**Task details**
Pull each line holding "icon" out of the entries below.

**Figure dataset records**
%%
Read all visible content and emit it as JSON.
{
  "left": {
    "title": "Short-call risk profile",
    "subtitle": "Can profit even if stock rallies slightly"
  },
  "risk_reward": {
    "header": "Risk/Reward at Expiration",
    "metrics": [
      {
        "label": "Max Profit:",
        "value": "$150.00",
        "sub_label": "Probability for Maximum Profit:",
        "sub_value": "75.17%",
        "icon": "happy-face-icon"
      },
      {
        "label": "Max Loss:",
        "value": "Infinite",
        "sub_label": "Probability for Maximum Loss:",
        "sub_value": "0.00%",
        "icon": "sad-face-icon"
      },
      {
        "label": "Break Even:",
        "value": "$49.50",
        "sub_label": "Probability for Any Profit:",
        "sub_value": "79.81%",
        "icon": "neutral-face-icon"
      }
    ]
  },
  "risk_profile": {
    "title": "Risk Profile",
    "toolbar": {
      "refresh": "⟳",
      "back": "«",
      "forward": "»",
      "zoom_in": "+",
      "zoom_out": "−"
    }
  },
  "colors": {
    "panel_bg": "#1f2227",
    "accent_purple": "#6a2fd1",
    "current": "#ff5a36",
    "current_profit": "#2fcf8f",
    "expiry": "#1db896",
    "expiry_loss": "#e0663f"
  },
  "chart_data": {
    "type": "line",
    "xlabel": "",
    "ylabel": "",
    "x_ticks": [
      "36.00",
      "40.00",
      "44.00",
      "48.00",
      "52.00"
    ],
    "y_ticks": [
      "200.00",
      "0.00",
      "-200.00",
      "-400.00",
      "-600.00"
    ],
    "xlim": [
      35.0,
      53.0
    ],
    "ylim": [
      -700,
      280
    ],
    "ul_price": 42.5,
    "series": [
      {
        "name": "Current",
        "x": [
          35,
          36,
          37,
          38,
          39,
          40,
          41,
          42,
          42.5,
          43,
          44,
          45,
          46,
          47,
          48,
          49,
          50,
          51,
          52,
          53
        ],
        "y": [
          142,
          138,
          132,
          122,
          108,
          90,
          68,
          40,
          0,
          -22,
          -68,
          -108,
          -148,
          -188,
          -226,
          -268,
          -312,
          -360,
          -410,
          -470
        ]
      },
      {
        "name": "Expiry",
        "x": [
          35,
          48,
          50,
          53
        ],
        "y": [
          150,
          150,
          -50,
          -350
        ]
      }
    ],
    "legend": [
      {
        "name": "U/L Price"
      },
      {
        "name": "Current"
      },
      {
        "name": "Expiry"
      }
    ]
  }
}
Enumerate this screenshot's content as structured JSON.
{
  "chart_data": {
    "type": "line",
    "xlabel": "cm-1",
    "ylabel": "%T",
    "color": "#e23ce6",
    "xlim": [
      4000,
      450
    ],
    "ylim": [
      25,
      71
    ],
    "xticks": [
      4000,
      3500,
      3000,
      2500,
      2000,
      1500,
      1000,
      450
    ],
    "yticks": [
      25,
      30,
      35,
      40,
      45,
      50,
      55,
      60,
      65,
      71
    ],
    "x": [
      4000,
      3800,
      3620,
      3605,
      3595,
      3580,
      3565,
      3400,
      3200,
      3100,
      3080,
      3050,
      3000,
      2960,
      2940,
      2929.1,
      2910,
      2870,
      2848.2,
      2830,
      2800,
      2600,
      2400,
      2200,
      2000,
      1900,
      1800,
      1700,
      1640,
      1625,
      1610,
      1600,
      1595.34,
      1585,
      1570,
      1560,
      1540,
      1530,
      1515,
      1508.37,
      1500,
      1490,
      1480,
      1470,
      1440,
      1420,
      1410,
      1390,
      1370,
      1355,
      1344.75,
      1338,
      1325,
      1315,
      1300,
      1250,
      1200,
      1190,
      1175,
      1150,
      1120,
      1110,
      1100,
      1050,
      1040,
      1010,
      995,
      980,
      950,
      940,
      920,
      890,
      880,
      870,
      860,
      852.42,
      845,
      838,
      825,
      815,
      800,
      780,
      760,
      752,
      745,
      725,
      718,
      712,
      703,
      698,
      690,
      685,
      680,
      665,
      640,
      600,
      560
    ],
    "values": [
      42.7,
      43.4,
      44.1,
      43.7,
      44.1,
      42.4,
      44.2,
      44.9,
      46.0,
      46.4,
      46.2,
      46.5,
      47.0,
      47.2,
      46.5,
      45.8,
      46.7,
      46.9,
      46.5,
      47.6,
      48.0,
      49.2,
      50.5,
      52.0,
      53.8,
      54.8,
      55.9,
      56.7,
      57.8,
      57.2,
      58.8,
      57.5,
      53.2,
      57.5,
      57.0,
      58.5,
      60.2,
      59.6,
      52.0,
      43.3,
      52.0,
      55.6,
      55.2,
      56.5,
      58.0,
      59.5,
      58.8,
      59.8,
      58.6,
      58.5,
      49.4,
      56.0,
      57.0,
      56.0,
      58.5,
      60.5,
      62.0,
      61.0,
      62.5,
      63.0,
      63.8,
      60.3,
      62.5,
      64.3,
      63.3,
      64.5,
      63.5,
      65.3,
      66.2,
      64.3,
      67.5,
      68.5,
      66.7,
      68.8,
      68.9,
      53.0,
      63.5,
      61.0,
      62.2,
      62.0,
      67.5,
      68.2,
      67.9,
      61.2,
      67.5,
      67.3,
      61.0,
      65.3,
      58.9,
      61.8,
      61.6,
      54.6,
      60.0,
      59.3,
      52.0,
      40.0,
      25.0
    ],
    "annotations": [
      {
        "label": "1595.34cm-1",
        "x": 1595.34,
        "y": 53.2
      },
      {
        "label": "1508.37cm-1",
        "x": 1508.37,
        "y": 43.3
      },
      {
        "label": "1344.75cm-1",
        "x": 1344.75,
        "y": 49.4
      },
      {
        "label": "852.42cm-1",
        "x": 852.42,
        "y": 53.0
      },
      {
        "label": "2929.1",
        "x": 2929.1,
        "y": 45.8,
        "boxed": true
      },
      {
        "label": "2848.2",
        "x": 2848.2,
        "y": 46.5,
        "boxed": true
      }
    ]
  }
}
%%
%%
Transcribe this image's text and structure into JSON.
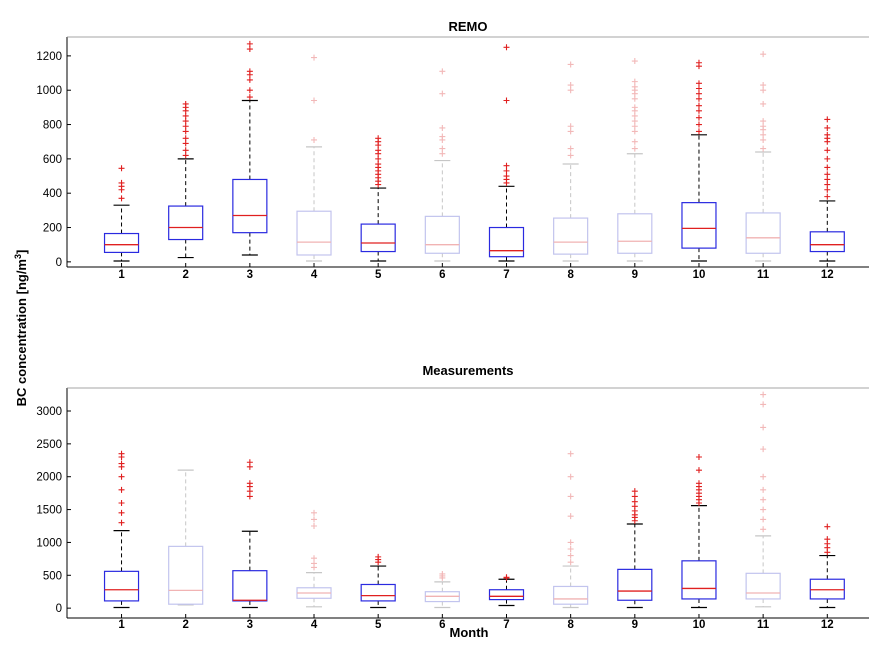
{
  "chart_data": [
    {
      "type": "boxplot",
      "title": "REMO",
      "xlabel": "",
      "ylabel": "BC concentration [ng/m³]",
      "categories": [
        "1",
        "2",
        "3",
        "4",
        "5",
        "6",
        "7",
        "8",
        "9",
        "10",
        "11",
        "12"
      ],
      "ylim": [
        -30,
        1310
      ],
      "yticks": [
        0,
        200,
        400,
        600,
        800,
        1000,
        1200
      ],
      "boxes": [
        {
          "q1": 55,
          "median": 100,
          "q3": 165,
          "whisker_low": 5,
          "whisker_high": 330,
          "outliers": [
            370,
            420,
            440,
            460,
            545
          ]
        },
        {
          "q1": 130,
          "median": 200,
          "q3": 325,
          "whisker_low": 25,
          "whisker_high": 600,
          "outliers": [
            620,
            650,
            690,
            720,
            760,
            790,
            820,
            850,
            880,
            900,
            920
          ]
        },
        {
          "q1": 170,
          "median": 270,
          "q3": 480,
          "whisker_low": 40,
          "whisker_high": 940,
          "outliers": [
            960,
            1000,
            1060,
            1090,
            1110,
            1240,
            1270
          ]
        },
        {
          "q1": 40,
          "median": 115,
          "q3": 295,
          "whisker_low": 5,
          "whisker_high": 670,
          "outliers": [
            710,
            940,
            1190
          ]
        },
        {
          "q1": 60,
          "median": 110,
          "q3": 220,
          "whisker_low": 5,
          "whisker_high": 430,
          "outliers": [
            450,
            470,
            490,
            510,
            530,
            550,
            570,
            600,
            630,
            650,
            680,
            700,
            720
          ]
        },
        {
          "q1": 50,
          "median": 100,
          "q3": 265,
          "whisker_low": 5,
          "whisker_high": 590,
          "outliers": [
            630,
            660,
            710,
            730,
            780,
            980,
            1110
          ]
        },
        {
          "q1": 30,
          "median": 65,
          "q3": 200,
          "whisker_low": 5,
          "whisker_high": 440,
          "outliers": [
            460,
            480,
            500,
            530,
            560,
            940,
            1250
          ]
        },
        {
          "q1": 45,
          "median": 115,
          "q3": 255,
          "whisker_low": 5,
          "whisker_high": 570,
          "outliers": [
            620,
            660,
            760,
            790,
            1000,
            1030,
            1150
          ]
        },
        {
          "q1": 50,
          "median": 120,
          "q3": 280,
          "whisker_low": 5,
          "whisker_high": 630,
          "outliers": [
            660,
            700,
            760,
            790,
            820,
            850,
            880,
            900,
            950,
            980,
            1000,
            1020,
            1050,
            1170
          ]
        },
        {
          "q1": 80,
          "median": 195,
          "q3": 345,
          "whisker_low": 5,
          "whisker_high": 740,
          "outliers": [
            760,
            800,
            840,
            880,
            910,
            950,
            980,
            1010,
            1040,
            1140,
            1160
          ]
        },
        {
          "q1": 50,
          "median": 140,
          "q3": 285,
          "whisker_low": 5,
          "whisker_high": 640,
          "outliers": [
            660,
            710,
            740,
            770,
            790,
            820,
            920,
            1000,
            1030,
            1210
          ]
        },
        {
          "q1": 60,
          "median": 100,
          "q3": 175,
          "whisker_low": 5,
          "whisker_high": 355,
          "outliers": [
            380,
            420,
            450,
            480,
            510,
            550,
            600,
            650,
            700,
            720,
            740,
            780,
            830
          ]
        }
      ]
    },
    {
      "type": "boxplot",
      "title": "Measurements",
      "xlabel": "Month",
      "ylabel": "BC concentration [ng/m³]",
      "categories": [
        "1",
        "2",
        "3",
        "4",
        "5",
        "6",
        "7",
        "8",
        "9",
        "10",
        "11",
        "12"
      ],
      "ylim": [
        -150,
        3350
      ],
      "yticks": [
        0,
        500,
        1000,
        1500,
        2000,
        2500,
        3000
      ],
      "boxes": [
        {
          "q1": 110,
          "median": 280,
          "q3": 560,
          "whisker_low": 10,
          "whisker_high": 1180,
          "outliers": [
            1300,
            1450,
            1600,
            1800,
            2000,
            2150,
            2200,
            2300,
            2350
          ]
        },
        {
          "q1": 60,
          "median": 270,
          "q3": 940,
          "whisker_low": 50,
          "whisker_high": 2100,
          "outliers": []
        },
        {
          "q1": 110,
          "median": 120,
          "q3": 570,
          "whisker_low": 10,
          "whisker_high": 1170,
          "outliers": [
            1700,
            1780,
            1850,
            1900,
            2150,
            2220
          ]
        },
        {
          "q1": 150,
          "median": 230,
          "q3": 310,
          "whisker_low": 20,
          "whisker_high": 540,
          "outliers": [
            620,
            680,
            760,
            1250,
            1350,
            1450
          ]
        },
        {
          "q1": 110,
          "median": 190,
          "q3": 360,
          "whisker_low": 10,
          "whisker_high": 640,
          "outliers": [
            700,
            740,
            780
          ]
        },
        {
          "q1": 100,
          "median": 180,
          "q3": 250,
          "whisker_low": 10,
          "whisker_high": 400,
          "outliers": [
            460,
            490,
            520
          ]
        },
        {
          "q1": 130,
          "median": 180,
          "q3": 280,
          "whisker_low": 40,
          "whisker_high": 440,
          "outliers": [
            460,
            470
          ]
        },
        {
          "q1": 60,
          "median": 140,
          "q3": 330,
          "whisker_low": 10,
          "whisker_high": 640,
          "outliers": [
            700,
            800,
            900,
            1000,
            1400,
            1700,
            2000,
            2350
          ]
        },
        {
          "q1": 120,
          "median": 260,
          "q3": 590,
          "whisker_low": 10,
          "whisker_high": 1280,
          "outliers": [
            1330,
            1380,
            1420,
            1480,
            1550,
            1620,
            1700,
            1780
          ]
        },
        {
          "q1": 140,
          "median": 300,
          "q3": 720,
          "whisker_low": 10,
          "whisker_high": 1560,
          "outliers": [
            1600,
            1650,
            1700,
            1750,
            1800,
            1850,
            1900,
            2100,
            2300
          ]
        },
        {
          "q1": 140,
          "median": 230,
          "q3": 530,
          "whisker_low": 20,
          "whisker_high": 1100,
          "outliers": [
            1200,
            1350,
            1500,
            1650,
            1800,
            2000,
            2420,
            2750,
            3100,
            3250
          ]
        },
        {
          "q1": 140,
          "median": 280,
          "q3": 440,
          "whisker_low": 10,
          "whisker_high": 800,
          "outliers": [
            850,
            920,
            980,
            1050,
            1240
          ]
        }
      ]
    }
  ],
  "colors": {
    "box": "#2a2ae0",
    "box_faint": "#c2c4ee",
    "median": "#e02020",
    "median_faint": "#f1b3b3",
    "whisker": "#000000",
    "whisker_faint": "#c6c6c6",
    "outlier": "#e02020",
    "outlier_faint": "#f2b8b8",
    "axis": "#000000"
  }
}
%%
%%
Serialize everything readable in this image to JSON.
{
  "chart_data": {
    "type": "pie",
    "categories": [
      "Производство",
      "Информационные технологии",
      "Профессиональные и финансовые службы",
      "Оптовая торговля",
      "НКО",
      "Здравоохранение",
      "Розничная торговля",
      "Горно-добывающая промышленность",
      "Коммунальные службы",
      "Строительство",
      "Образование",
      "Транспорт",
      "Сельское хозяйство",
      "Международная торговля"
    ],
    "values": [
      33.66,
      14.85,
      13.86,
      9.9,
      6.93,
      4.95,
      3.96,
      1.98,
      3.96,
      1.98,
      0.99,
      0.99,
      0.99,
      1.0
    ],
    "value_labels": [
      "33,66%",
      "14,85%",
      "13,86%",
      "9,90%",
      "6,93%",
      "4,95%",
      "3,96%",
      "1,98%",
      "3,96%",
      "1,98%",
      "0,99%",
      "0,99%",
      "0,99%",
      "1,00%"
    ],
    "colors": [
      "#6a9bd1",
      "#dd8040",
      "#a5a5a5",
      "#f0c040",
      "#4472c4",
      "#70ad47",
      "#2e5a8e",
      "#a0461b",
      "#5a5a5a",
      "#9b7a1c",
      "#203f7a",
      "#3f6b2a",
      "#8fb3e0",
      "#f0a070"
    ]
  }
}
%%
**Exercise solution**
        "icon": "happy-face-icon"
        "icon": "sad-face-icon"
        "icon": "neutral-face-icon"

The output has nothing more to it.